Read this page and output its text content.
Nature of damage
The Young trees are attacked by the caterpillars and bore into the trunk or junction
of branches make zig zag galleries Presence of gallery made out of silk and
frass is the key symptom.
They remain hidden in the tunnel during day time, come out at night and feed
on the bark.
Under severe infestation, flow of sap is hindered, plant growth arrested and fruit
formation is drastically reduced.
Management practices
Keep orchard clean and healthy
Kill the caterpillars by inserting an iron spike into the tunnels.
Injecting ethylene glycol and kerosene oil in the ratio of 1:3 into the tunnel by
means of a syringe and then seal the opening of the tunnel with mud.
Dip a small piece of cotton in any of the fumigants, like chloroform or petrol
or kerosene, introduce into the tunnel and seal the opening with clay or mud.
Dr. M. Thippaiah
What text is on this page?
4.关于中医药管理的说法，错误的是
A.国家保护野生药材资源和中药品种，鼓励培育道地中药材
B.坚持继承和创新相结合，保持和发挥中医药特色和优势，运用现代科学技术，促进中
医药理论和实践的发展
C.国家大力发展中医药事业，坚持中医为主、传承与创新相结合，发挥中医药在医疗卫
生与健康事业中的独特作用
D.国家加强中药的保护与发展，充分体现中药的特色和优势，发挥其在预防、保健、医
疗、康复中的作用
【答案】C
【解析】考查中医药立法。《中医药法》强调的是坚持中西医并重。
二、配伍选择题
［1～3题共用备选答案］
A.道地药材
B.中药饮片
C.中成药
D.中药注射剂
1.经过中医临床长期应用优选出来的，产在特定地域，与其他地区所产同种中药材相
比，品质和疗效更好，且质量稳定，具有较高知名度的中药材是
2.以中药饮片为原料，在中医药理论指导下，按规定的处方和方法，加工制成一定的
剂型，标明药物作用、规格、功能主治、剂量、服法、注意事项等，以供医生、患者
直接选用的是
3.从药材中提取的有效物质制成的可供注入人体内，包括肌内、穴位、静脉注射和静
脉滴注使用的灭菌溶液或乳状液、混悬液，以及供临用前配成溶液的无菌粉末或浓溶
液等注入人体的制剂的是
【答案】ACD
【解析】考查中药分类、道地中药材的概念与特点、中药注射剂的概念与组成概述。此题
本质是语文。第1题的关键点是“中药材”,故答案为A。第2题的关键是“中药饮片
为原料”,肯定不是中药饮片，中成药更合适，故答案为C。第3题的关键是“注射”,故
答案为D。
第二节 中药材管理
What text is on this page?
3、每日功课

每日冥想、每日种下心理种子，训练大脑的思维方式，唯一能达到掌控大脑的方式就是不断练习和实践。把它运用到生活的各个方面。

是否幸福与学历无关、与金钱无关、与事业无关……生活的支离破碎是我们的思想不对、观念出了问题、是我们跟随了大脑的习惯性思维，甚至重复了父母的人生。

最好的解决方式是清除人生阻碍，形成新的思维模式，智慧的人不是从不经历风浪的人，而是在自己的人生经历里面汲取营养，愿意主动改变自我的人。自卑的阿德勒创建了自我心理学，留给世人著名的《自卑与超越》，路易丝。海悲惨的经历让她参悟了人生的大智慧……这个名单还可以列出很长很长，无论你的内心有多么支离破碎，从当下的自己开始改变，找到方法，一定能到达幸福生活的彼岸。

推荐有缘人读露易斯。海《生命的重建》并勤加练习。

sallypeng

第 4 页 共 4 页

◇ ◇ ◇ ◇ ◇ ◇ ◇

* _Given instruction_
Identify the lines above that contain the word "caterpillars", then copy them.

* _Answer to the problem_
The Young trees are attacked by the caterpillars and bore into the trunk or junction
Kill the caterpillars by inserting an iron spike into the tunnels.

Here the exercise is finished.